# start of Data provided

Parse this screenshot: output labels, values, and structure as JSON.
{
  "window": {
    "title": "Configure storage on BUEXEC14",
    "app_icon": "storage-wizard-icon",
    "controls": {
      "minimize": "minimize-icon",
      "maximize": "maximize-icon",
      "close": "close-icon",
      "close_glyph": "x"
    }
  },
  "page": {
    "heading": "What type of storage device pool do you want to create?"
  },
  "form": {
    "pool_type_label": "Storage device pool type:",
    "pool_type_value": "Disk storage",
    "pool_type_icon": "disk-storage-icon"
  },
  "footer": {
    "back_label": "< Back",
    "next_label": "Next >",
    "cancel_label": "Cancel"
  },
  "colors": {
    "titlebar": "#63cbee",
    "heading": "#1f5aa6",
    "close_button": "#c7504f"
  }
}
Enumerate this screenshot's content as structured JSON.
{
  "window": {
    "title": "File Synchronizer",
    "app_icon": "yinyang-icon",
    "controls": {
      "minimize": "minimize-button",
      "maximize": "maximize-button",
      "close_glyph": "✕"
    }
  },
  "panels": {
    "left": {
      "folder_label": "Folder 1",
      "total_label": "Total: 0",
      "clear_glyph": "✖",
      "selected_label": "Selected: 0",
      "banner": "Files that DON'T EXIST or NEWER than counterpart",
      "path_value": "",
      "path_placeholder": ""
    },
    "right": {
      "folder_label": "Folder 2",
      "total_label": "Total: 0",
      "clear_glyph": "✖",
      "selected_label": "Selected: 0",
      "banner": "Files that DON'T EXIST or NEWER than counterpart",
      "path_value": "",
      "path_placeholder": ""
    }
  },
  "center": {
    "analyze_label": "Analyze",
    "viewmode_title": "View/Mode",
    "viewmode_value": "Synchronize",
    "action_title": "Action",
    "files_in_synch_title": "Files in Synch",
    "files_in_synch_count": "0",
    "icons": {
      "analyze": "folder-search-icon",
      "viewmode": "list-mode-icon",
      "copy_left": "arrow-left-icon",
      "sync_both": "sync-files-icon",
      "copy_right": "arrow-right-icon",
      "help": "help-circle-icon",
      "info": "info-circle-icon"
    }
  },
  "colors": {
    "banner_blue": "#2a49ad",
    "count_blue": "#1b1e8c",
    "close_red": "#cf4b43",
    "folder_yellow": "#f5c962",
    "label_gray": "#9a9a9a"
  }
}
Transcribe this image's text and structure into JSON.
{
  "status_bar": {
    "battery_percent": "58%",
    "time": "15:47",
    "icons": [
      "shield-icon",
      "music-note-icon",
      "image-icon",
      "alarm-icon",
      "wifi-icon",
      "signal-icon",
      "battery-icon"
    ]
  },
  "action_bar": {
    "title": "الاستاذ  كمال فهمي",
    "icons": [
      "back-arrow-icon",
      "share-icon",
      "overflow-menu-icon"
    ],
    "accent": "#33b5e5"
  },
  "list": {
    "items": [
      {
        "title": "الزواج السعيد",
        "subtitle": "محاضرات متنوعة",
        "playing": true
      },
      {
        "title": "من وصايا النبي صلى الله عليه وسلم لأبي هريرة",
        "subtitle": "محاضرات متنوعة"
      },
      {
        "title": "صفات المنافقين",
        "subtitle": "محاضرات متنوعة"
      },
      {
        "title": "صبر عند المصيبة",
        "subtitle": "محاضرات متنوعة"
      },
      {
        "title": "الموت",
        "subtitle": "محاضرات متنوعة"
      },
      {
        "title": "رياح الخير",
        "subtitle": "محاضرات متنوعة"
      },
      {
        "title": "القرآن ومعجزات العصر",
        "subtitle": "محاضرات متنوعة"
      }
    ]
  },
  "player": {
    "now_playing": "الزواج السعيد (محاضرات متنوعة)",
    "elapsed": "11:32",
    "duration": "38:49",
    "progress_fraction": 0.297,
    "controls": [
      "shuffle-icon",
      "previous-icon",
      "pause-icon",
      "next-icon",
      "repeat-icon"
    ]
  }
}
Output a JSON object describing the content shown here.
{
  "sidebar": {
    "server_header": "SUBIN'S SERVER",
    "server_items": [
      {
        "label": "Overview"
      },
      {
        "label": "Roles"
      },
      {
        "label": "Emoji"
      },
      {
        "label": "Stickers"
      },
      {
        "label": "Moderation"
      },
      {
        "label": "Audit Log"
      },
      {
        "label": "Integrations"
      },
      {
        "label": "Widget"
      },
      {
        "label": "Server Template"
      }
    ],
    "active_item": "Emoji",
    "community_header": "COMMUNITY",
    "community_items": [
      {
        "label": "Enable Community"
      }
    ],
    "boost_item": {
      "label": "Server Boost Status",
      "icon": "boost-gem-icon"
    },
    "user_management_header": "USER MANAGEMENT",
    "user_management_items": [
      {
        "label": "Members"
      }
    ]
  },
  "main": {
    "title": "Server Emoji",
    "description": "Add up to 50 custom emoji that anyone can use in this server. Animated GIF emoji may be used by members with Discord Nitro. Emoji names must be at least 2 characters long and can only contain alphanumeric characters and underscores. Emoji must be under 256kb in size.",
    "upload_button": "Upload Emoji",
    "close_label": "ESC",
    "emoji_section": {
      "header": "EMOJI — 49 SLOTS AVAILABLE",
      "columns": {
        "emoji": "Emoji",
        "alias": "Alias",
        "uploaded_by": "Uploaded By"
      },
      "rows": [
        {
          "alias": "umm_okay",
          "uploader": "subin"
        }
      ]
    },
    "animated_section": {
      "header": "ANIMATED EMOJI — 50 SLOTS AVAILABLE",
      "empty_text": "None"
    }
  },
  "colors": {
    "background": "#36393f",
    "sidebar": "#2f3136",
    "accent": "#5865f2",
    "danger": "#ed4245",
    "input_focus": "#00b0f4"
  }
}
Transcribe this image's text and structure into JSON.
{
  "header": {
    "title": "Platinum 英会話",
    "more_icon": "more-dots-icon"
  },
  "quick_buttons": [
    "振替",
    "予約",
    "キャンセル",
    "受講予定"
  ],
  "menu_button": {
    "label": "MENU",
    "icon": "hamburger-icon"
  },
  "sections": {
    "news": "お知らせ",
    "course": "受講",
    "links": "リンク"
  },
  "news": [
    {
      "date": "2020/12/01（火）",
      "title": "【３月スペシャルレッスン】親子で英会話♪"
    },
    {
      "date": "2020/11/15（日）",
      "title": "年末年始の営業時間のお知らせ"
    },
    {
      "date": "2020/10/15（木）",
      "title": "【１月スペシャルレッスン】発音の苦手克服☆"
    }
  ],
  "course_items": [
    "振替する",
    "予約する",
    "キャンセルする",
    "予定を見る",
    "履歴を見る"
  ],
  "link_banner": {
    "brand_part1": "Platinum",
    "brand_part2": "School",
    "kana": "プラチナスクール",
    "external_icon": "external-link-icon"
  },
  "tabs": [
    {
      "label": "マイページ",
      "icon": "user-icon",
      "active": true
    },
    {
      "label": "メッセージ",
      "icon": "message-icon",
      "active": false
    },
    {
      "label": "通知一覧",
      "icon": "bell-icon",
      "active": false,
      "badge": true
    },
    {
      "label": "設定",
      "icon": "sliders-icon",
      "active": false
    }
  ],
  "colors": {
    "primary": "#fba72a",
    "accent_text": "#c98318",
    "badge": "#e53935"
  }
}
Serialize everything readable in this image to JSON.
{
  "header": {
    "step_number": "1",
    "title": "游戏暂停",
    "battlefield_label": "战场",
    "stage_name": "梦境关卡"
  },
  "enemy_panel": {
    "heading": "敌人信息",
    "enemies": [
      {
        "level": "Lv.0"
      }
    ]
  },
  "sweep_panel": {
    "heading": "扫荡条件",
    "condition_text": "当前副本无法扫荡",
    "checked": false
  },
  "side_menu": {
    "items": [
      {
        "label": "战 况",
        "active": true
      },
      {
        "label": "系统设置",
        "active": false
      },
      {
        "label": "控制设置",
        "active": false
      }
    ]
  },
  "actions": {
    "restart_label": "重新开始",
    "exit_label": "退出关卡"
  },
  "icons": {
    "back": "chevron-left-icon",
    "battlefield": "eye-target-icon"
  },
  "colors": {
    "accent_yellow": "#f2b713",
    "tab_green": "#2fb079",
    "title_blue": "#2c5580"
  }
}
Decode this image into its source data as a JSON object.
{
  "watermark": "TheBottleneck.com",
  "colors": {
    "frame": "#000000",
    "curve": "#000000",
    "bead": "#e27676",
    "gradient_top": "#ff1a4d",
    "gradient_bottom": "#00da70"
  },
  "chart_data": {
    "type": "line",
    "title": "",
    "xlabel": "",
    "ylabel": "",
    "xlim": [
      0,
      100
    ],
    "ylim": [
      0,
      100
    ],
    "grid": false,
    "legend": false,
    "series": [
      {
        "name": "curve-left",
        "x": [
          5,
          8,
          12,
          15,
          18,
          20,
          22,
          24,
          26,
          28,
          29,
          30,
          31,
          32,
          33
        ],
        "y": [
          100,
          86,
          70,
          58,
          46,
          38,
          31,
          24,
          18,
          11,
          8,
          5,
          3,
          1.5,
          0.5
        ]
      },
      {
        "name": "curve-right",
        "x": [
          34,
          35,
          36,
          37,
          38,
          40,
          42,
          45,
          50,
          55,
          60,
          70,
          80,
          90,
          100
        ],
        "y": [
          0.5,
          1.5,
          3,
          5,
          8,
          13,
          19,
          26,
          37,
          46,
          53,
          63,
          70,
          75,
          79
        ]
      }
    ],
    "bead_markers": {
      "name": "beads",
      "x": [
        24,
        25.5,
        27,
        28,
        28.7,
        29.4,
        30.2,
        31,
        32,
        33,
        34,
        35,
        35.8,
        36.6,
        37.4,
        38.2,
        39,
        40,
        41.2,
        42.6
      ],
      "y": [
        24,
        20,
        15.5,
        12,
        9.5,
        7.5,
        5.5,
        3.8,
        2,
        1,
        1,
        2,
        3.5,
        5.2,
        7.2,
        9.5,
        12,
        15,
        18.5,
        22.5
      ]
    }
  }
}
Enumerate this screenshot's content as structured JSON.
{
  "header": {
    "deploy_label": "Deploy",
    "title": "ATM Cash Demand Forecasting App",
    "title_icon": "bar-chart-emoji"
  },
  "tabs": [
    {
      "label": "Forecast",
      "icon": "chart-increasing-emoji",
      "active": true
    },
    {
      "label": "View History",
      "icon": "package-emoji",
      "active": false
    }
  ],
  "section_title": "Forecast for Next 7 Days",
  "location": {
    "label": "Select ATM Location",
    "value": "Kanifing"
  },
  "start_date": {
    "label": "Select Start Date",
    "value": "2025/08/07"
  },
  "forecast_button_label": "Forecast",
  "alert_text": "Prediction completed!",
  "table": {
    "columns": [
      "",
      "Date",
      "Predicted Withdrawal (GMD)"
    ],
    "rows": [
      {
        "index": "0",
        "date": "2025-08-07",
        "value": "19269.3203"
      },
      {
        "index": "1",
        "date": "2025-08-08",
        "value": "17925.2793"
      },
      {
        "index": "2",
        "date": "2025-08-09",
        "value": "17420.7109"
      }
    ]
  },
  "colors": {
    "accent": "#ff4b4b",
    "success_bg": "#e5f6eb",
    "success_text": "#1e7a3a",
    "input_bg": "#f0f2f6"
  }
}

# end of Data provided

Provide the number of lines in these entries that hold the word "السعيد", without any accompanying text.

Exercise response -
2